### [PROMPT]
All entries are to be given again verbatim.

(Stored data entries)

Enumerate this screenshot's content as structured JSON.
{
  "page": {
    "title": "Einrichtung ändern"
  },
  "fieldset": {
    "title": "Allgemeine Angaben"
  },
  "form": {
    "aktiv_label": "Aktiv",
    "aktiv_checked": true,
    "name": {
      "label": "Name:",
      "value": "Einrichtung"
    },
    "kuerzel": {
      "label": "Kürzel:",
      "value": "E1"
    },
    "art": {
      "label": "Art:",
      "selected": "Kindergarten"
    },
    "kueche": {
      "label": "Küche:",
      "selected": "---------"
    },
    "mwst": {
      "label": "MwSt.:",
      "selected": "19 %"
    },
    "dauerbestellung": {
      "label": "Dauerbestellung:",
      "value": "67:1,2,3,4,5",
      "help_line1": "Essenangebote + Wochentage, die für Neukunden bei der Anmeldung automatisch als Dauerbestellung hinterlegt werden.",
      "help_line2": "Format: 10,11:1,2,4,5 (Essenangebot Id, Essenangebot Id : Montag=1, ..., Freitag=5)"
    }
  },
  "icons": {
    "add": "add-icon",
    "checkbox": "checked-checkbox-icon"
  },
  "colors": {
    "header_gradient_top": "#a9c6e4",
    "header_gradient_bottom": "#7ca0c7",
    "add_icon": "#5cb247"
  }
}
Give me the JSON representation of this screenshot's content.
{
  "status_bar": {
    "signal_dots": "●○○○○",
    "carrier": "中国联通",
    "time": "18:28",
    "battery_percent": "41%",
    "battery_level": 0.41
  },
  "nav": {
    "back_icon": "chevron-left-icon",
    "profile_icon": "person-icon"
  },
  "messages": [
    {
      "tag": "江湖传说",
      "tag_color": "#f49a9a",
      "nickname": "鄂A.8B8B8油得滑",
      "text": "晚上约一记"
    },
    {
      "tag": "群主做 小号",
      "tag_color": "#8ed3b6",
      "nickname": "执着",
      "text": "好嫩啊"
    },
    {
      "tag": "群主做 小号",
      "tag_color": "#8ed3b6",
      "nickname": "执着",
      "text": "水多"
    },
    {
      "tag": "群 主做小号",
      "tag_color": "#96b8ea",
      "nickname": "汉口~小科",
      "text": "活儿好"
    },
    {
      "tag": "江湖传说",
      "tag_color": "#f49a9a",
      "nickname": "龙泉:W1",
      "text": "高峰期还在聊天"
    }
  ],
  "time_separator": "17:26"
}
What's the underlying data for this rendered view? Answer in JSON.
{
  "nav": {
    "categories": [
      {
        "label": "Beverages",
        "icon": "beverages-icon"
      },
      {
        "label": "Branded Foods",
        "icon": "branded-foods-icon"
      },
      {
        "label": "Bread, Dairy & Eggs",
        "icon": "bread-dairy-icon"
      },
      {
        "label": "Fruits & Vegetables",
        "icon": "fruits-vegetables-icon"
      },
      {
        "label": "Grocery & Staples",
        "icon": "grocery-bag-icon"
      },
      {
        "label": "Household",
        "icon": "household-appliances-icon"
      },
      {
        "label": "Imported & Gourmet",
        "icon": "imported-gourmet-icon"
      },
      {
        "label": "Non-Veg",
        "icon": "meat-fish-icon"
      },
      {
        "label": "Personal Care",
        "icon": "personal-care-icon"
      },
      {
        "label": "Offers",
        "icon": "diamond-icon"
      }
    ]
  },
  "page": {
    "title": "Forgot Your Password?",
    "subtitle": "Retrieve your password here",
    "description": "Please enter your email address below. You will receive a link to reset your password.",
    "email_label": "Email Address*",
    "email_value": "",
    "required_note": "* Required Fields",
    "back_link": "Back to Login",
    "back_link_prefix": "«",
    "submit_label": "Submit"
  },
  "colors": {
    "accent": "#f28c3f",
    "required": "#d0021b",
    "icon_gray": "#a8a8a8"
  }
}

### [RESPONSE TO THIS EXERCISE]
Enumerate this screenshot's content as structured JSON.
{
  "page": {
    "title": "Einrichtung ändern"
  },
  "fieldset": {
    "title": "Allgemeine Angaben"
  },
  "form": {
    "aktiv_label": "Aktiv",
    "aktiv_checked": true,
    "name": {
      "label": "Name:",
      "value": "Einrichtung"
    },
    "kuerzel": {
      "label": "Kürzel:",
      "value": "E1"
    },
    "art": {
      "label": "Art:",
      "selected": "Kindergarten"
    },
    "kueche": {
      "label": "Küche:",
      "selected": "---------"
    },
    "mwst": {
      "label": "MwSt.:",
      "selected": "19 %"
    },
    "dauerbestellung": {
      "label": "Dauerbestellung:",
      "value": "67:1,2,3,4,5",
      "help_line1": "Essenangebote + Wochentage, die für Neukunden bei der Anmeldung automatisch als Dauerbestellung hinterlegt werden.",
      "help_line2": "Format: 10,11:1,2,4,5 (Essenangebot Id, Essenangebot Id : Montag=1, ..., Freitag=5)"
    }
  },
  "icons": {
    "add": "add-icon",
    "checkbox": "checked-checkbox-icon"
  },
  "colors": {
    "header_gradient_top": "#a9c6e4",
    "header_gradient_bottom": "#7ca0c7",
    "add_icon": "#5cb247"
  }
}
Give me the JSON representation of this screenshot's content.
{
  "status_bar": {
    "signal_dots": "●○○○○",
    "carrier": "中国联通",
    "time": "18:28",
    "battery_percent": "41%",
    "battery_level": 0.41
  },
  "nav": {
    "back_icon": "chevron-left-icon",
    "profile_icon": "person-icon"
  },
  "messages": [
    {
      "tag": "江湖传说",
      "tag_color": "#f49a9a",
      "nickname": "鄂A.8B8B8油得滑",
      "text": "晚上约一记"
    },
    {
      "tag": "群主做 小号",
      "tag_color": "#8ed3b6",
      "nickname": "执着",
      "text": "好嫩啊"
    },
    {
      "tag": "群主做 小号",
      "tag_color": "#8ed3b6",
      "nickname": "执着",
      "text": "水多"
    },
    {
      "tag": "群 主做小号",
      "tag_color": "#96b8ea",
      "nickname": "汉口~小科",
      "text": "活儿好"
    },
    {
      "tag": "江湖传说",
      "tag_color": "#f49a9a",
      "nickname": "龙泉:W1",
      "text": "高峰期还在聊天"
    }
  ],
  "time_separator": "17:26"
}
What's the underlying data for this rendered view? Answer in JSON.
{
  "nav": {
    "categories": [
      {
        "label": "Beverages",
        "icon": "beverages-icon"
      },
      {
        "label": "Branded Foods",
        "icon": "branded-foods-icon"
      },
      {
        "label": "Bread, Dairy & Eggs",
        "icon": "bread-dairy-icon"
      },
      {
        "label": "Fruits & Vegetables",
        "icon": "fruits-vegetables-icon"
      },
      {
        "label": "Grocery & Staples",
        "icon": "grocery-bag-icon"
      },
      {
        "label": "Household",
        "icon": "household-appliances-icon"
      },
      {
        "label": "Imported & Gourmet",
        "icon": "imported-gourmet-icon"
      },
      {
        "label": "Non-Veg",
        "icon": "meat-fish-icon"
      },
      {
        "label": "Personal Care",
        "icon": "personal-care-icon"
      },
      {
        "label": "Offers",
        "icon": "diamond-icon"
      }
    ]
  },
  "page": {
    "title": "Forgot Your Password?",
    "subtitle": "Retrieve your password here",
    "description": "Please enter your email address below. You will receive a link to reset your password.",
    "email_label": "Email Address*",
    "email_value": "",
    "required_note": "* Required Fields",
    "back_link": "Back to Login",
    "back_link_prefix": "«",
    "submit_label": "Submit"
  },
  "colors": {
    "accent": "#f28c3f",
    "required": "#d0021b",
    "icon_gray": "#a8a8a8"
  }
}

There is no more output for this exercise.